* Begin TASK INPUTS *

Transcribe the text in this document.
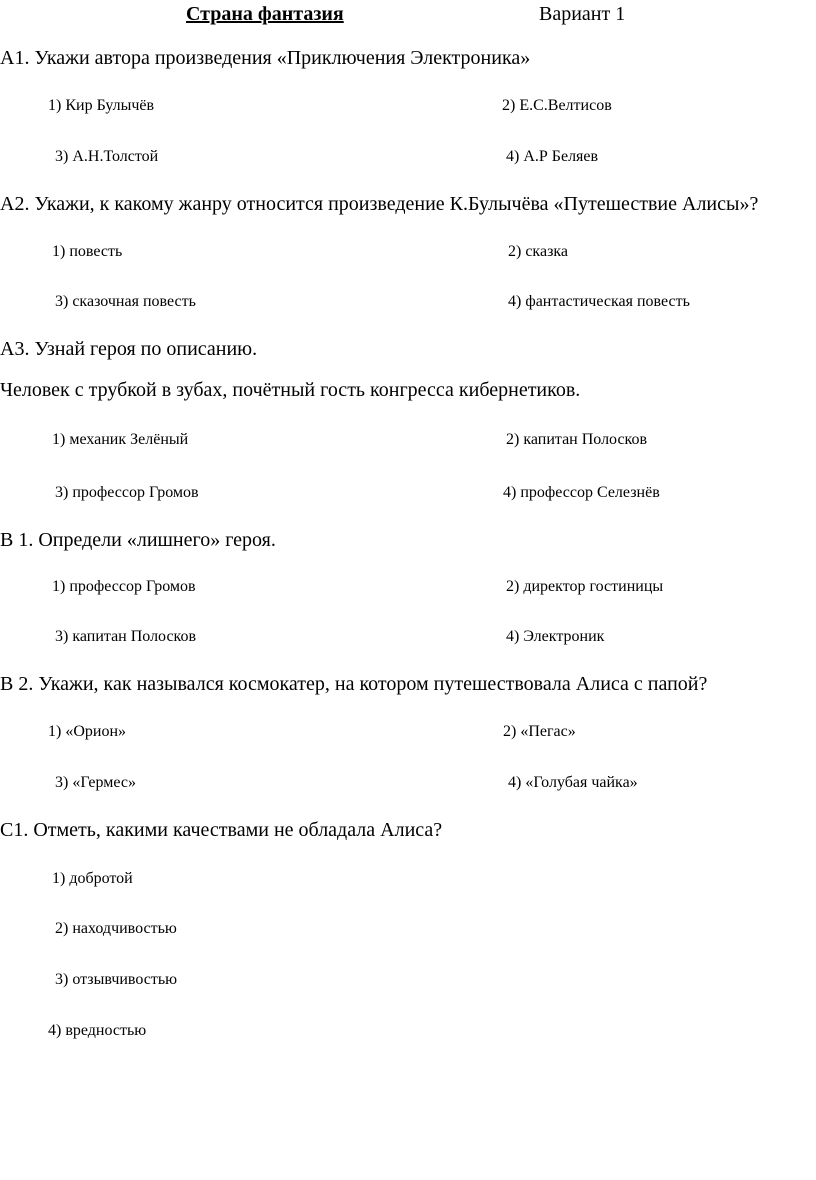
Страна фантазия	Вариант 1
А1. Укажи автора произведения «Приключения Электроника»
1) Кир Булычёв	2) Е.С.Велтисов
3) А.Н.Толстой	4) А.Р Беляев
А2. Укажи, к какому жанру относится произведение К.Булычёва «Путешествие Алисы»?
1) повесть	2) сказка
3) сказочная повесть	4) фантастическая повесть
А3. Узнай героя по описанию.
Человек с трубкой в зубах, почётный гость конгресса кибернетиков.
1) механик Зелёный	2) капитан Полосков
3) профессор Громов	4) профессор Селезнёв
В 1. Определи «лишнего» героя.
1) профессор Громов	2) директор гостиницы
3) капитан Полосков	4) Электроник
В 2. Укажи, как назывался космокатер, на котором путешествовала Алиса с папой?
1) «Орион»	2) «Пегас»
3) «Гермес»	4) «Голубая чайка»
С1. Отметь, какими качествами не обладала Алиса?
1) добротой
2) находчивостью
3) отзывчивостью
4) вредностью
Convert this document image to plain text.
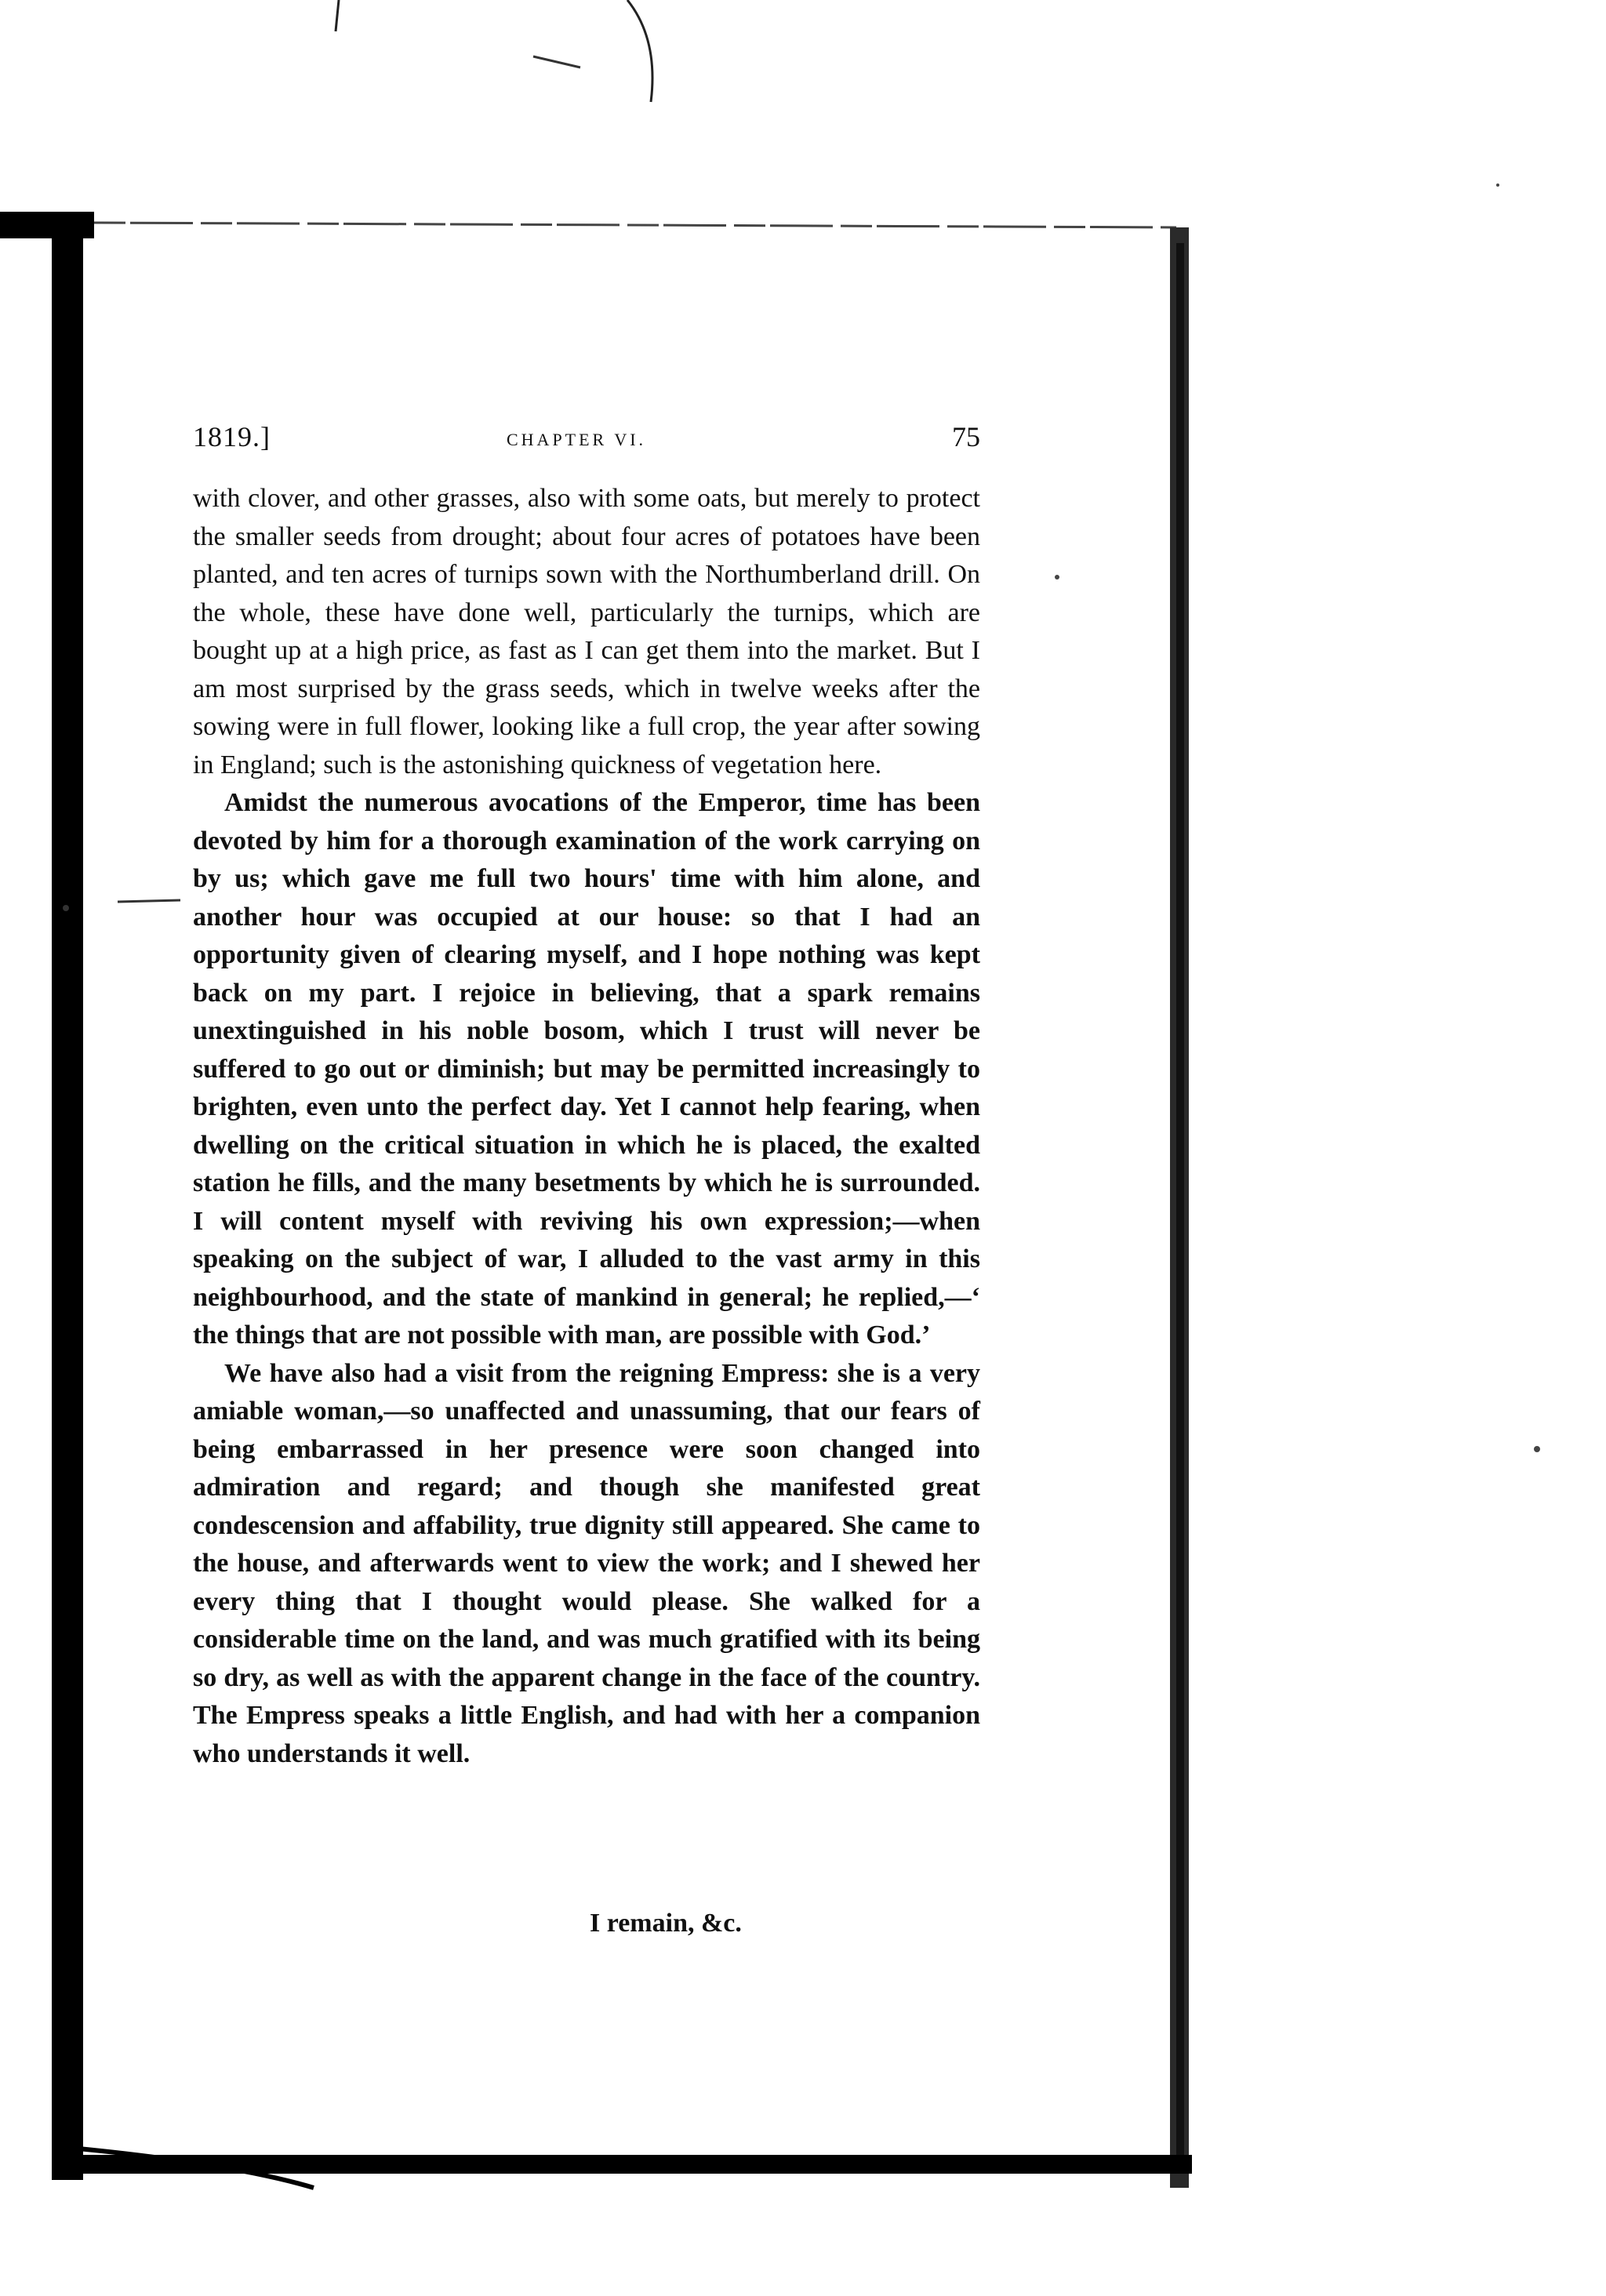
1819.]	CHAPTER VI.	75

with clover, and other grasses, also with some oats, but merely to protect the smaller seeds from drought; about four acres of potatoes have been planted, and ten acres of turnips sown with the Northumberland drill. On the whole, these have done well, particularly the turnips, which are bought up at a high price, as fast as I can get them into the market. But I am most surprised by the grass seeds, which in twelve weeks after the sowing were in full flower, looking like a full crop, the year after sowing in England; such is the astonishing quickness of vegetation here.

Amidst the numerous avocations of the Emperor, time has been devoted by him for a thorough examination of the work carrying on by us; which gave me full two hours' time with him alone, and another hour was occupied at our house: so that I had an opportunity given of clearing myself, and I hope nothing was kept back on my part. I rejoice in believing, that a spark remains unextinguished in his noble bosom, which I trust will never be suffered to go out or diminish; but may be permitted increasingly to brighten, even unto the perfect day. Yet I cannot help fearing, when dwelling on the critical situation in which he is placed, the exalted station he fills, and the many besetments by which he is surrounded. I will content myself with reviving his own expression;—when speaking on the subject of war, I alluded to the vast army in this neighbourhood, and the state of mankind in general; he replied,—‘ the things that are not possible with man, are possible with God.’

We have also had a visit from the reigning Empress: she is a very amiable woman,—so unaffected and unassuming, that our fears of being embarrassed in her presence were soon changed into admiration and regard; and though she manifested great condescension and affability, true dignity still appeared. She came to the house, and afterwards went to view the work; and I shewed her every thing that I thought would please. She walked for a considerable time on the land, and was much gratified with its being so dry, as well as with the apparent change in the face of the country. The Empress speaks a little English, and had with her a companion who understands it well.

I remain, &c.
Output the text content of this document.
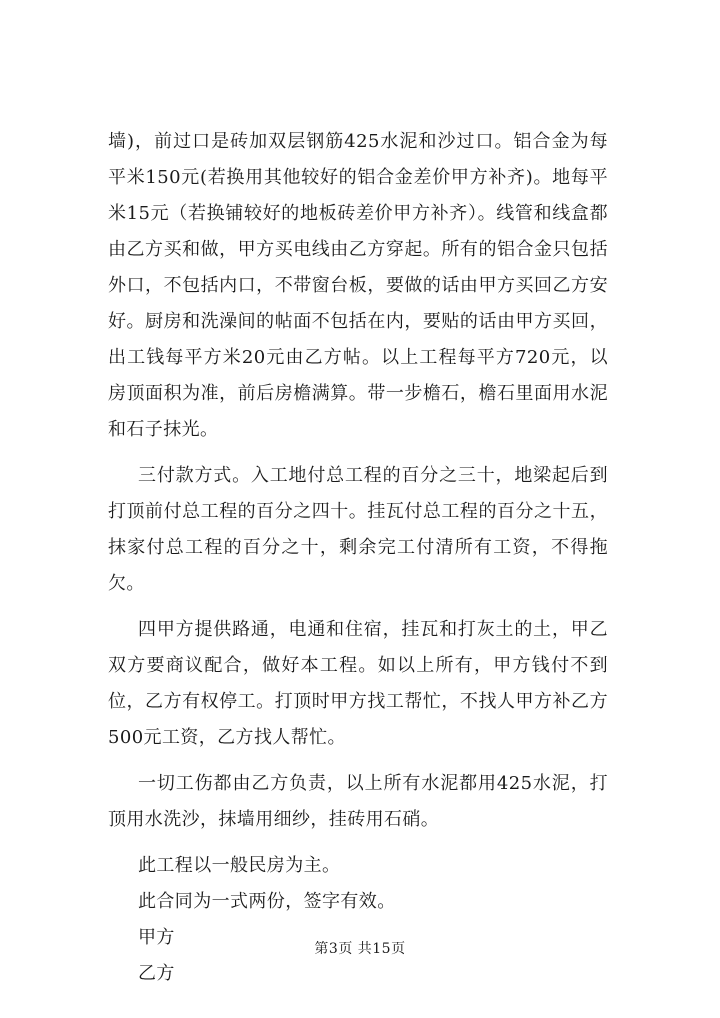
墙)，前过口是砖加双层钢筋425水泥和沙过口。铝合金为每平米150元(若换用其他较好的铝合金差价甲方补齐)。地每平米15元（若换铺较好的地板砖差价甲方补齐）。线管和线盒都由乙方买和做，甲方买电线由乙方穿起。所有的铝合金只包括外口，不包括内口，不带窗台板，要做的话由甲方买回乙方安好。厨房和洗澡间的帖面不包括在内，要贴的话由甲方买回，出工钱每平方米20元由乙方帖。以上工程每平方720元，以房顶面积为准，前后房檐满算。带一步檐石，檐石里面用水泥和石子抹光。

三付款方式。入工地付总工程的百分之三十，地梁起后到打顶前付总工程的百分之四十。挂瓦付总工程的百分之十五，抹家付总工程的百分之十，剩余完工付清所有工资，不得拖欠。

四甲方提供路通，电通和住宿，挂瓦和打灰土的土，甲乙双方要商议配合，做好本工程。如以上所有，甲方钱付不到位，乙方有权停工。打顶时甲方找工帮忙，不找人甲方补乙方500元工资，乙方找人帮忙。

一切工伤都由乙方负责，以上所有水泥都用425水泥，打顶用水洗沙，抹墙用细纱，挂砖用石硝。

此工程以一般民房为主。

此合同为一式两份，签字有效。

甲方

乙方

第3页 共15页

* End TASK INPUTS *

• INSTRUCTION
Return all the entries word for word, but omit any pictures they contain.

• PROBLEM SOLUTION
Transcribe the text in this document.
Страна фантазия	Вариант 1
А1. Укажи автора произведения «Приключения Электроника»
1) Кир Булычёв	2) Е.С.Велтисов
3) А.Н.Толстой	4) А.Р Беляев
А2. Укажи, к какому жанру относится произведение К.Булычёва «Путешествие Алисы»?
1) повесть	2) сказка
3) сказочная повесть	4) фантастическая повесть
А3. Узнай героя по описанию.
Человек с трубкой в зубах, почётный гость конгресса кибернетиков.
1) механик Зелёный	2) капитан Полосков
3) профессор Громов	4) профессор Селезнёв
В 1. Определи «лишнего» героя.
1) профессор Громов	2) директор гостиницы
3) капитан Полосков	4) Электроник
В 2. Укажи, как назывался космокатер, на котором путешествовала Алиса с папой?
1) «Орион»	2) «Пегас»
3) «Гермес»	4) «Голубая чайка»
С1. Отметь, какими качествами не обладала Алиса?
1) добротой
2) находчивостью
3) отзывчивостью
4) вредностью
Convert this document image to plain text.
1819.]	CHAPTER VI.	75

with clover, and other grasses, also with some oats, but merely to protect the smaller seeds from drought; about four acres of potatoes have been planted, and ten acres of turnips sown with the Northumberland drill. On the whole, these have done well, particularly the turnips, which are bought up at a high price, as fast as I can get them into the market. But I am most surprised by the grass seeds, which in twelve weeks after the sowing were in full flower, looking like a full crop, the year after sowing in England; such is the astonishing quickness of vegetation here.

Amidst the numerous avocations of the Emperor, time has been devoted by him for a thorough examination of the work carrying on by us; which gave me full two hours' time with him alone, and another hour was occupied at our house: so that I had an opportunity given of clearing myself, and I hope nothing was kept back on my part. I rejoice in believing, that a spark remains unextinguished in his noble bosom, which I trust will never be suffered to go out or diminish; but may be permitted increasingly to brighten, even unto the perfect day. Yet I cannot help fearing, when dwelling on the critical situation in which he is placed, the exalted station he fills, and the many besetments by which he is surrounded. I will content myself with reviving his own expression;—when speaking on the subject of war, I alluded to the vast army in this neighbourhood, and the state of mankind in general; he replied,—‘ the things that are not possible with man, are possible with God.’

We have also had a visit from the reigning Empress: she is a very amiable woman,—so unaffected and unassuming, that our fears of being embarrassed in her presence were soon changed into admiration and regard; and though she manifested great condescension and affability, true dignity still appeared. She came to the house, and afterwards went to view the work; and I shewed her every thing that I thought would please. She walked for a considerable time on the land, and was much gratified with its being so dry, as well as with the apparent change in the face of the country. The Empress speaks a little English, and had with her a companion who understands it well.

I remain, &c.
Output the text content of this document.
墙)，前过口是砖加双层钢筋425水泥和沙过口。铝合金为每平米150元(若换用其他较好的铝合金差价甲方补齐)。地每平米15元（若换铺较好的地板砖差价甲方补齐）。线管和线盒都由乙方买和做，甲方买电线由乙方穿起。所有的铝合金只包括外口，不包括内口，不带窗台板，要做的话由甲方买回乙方安好。厨房和洗澡间的帖面不包括在内，要贴的话由甲方买回，出工钱每平方米20元由乙方帖。以上工程每平方720元，以房顶面积为准，前后房檐满算。带一步檐石，檐石里面用水泥和石子抹光。

三付款方式。入工地付总工程的百分之三十，地梁起后到打顶前付总工程的百分之四十。挂瓦付总工程的百分之十五，抹家付总工程的百分之十，剩余完工付清所有工资，不得拖欠。

四甲方提供路通，电通和住宿，挂瓦和打灰土的土，甲乙双方要商议配合，做好本工程。如以上所有，甲方钱付不到位，乙方有权停工。打顶时甲方找工帮忙，不找人甲方补乙方500元工资，乙方找人帮忙。

一切工伤都由乙方负责，以上所有水泥都用425水泥，打顶用水洗沙，抹墙用细纱，挂砖用石硝。

此工程以一般民房为主。

此合同为一式两份，签字有效。

甲方

乙方

第3页 共15页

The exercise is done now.